Extract and list every line that contains the word "VectorStock".

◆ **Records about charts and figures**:
* * * * *

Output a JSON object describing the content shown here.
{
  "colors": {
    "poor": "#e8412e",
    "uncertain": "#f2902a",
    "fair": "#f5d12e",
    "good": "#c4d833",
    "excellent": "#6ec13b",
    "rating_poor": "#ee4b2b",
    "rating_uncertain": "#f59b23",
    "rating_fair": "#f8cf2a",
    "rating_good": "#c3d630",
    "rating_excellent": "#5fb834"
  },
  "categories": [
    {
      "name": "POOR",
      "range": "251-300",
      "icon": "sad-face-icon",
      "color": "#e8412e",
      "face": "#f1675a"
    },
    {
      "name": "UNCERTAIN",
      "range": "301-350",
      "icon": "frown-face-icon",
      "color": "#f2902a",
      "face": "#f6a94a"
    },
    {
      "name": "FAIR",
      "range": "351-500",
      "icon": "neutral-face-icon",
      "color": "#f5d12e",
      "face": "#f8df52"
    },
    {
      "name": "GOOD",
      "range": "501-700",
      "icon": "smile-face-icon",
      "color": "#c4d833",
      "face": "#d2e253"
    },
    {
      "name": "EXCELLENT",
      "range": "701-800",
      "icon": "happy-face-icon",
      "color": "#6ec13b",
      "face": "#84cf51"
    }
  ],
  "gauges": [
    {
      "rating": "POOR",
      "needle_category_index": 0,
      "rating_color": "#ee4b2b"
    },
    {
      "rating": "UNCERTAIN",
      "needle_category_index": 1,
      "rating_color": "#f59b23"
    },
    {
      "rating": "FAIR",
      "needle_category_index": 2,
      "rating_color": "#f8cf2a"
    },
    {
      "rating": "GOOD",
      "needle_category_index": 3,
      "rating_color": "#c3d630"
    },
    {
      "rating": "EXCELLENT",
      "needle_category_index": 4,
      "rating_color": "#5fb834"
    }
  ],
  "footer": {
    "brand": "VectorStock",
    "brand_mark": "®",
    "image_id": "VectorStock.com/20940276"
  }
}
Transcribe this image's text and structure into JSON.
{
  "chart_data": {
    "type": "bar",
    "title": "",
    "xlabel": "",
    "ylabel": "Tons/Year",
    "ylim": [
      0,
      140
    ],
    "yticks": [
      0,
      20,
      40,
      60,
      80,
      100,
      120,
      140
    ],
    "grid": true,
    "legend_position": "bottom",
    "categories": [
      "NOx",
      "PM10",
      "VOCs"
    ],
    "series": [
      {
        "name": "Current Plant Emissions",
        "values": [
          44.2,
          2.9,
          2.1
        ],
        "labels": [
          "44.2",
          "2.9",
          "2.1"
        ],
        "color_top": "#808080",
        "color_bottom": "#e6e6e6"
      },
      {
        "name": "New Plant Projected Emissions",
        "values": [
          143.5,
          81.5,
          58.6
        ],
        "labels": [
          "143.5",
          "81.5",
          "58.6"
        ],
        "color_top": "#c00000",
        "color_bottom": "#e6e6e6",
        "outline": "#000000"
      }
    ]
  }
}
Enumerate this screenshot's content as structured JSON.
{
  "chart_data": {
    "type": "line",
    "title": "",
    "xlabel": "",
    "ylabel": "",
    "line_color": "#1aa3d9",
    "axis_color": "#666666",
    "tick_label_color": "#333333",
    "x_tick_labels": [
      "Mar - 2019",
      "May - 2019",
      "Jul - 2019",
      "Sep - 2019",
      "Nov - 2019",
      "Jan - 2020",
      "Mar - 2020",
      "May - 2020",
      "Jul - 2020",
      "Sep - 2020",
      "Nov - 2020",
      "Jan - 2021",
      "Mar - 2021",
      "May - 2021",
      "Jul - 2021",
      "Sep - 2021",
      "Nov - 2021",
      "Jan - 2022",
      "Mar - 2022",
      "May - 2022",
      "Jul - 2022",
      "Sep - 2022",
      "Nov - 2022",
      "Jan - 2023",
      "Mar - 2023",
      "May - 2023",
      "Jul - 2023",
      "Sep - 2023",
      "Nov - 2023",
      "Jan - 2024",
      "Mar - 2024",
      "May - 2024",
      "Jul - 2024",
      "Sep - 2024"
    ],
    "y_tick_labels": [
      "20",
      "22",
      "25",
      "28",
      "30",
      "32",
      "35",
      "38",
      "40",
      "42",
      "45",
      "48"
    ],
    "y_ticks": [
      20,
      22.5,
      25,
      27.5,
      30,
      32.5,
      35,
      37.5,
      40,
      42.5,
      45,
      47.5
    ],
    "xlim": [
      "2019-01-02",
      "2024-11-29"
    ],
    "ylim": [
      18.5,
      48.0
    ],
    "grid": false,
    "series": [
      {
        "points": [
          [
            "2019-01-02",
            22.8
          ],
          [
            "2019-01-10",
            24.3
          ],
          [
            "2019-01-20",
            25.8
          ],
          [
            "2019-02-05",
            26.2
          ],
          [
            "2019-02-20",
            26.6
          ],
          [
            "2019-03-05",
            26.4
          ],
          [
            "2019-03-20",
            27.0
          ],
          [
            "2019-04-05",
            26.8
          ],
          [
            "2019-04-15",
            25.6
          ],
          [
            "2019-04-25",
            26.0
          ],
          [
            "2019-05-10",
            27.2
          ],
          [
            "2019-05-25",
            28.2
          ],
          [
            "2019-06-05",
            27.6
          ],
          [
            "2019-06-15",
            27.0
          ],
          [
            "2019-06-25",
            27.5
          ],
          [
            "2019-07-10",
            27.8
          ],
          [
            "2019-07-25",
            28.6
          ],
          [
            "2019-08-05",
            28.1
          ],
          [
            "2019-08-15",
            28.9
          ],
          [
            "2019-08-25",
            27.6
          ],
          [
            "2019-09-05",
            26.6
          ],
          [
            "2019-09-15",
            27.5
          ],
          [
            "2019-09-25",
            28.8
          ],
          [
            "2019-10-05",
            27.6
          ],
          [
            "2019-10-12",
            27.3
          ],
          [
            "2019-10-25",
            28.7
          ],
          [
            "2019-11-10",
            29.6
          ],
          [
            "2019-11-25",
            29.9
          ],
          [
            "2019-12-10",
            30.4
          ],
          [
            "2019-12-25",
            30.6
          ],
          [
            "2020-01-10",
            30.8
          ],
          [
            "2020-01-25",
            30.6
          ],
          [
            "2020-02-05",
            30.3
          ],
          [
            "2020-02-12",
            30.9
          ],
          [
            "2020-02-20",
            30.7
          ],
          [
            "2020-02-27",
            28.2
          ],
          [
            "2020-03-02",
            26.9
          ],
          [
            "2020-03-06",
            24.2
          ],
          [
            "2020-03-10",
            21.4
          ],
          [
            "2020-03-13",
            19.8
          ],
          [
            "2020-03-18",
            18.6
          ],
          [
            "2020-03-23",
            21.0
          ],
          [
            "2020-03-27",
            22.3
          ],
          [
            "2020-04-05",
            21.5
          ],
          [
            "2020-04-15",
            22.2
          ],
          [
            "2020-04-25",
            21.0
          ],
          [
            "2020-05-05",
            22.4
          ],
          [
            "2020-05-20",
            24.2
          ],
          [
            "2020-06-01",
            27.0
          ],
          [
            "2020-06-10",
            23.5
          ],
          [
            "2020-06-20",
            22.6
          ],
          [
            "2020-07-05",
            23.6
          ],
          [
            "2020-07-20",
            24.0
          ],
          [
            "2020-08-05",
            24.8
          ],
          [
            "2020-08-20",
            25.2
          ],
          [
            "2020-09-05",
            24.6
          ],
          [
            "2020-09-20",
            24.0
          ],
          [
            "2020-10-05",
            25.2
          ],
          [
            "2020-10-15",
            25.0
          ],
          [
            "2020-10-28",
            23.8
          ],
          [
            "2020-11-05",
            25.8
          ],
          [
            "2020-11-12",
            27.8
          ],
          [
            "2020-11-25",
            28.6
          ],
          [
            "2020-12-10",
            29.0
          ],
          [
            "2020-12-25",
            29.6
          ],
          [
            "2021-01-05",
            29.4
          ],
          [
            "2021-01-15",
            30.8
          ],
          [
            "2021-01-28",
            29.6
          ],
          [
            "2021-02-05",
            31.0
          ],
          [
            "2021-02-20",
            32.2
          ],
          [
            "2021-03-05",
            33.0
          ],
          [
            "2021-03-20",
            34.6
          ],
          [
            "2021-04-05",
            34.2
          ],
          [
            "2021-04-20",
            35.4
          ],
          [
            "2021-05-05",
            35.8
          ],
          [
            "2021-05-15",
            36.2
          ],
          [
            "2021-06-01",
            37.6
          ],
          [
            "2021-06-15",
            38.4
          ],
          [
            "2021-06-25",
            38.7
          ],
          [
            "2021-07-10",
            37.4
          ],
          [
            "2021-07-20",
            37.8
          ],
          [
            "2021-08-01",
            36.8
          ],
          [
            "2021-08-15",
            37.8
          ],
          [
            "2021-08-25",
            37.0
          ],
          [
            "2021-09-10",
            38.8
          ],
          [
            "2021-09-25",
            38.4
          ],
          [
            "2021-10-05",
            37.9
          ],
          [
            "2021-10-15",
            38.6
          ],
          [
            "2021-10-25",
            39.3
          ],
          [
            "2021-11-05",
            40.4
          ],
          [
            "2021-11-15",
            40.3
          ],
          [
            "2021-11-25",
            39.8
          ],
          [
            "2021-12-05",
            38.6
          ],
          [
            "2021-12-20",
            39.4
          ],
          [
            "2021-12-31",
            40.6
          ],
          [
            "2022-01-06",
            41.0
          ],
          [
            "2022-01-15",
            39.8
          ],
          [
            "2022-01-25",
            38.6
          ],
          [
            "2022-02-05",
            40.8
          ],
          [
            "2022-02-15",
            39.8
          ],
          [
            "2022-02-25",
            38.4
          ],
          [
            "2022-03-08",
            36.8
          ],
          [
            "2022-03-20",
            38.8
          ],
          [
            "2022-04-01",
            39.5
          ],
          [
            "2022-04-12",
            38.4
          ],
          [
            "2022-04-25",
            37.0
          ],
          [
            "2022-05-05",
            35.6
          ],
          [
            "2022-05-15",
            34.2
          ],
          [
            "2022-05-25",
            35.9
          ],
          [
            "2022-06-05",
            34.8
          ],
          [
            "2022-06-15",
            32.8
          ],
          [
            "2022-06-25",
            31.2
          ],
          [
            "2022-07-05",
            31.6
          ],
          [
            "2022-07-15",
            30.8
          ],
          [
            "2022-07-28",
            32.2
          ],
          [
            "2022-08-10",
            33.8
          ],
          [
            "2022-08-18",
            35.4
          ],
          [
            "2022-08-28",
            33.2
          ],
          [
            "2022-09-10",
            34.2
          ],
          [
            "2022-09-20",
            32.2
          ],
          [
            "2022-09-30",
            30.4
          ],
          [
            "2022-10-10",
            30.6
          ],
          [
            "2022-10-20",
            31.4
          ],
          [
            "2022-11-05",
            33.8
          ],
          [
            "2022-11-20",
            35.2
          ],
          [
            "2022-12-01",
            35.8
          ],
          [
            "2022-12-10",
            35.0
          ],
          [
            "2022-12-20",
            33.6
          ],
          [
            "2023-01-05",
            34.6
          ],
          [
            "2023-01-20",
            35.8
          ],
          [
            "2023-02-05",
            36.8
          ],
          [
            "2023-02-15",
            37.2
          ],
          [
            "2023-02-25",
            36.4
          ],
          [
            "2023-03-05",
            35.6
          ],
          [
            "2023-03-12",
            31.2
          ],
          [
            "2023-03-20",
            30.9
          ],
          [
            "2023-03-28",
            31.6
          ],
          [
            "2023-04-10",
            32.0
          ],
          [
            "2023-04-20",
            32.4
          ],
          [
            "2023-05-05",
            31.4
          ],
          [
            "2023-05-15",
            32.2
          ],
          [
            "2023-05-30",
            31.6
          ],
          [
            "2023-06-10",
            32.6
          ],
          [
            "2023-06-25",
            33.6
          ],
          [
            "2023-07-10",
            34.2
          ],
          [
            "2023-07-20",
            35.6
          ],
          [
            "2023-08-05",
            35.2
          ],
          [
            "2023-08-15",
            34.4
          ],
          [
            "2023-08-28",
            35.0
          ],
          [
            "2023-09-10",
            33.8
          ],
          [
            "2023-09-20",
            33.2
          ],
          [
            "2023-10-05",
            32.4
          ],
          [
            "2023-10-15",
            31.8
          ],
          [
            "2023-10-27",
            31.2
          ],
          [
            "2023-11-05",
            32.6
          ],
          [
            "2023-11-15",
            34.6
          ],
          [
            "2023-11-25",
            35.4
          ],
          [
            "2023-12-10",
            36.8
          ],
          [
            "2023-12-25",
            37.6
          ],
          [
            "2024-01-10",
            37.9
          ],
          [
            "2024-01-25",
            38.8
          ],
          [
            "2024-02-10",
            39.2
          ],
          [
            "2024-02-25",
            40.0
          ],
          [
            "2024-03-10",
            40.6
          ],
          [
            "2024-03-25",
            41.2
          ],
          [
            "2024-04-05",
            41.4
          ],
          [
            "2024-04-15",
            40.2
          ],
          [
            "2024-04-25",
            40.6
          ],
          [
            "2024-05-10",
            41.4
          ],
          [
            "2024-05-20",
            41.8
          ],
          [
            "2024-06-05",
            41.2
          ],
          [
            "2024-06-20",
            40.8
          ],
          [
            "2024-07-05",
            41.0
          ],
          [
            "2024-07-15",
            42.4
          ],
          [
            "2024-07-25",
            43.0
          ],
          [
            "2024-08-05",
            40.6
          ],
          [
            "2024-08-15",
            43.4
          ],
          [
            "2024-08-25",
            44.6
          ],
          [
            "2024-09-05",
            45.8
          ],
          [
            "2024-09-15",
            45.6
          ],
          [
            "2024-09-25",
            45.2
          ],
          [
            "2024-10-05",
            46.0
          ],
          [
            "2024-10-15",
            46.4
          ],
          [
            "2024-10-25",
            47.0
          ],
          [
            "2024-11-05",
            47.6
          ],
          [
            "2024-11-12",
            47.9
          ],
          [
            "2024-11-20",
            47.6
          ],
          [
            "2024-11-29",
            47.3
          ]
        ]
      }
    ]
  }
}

* * * * *

◆ **TASK RESULT**:
    "brand": "VectorStock",
    "image_id": "VectorStock.com/20940276"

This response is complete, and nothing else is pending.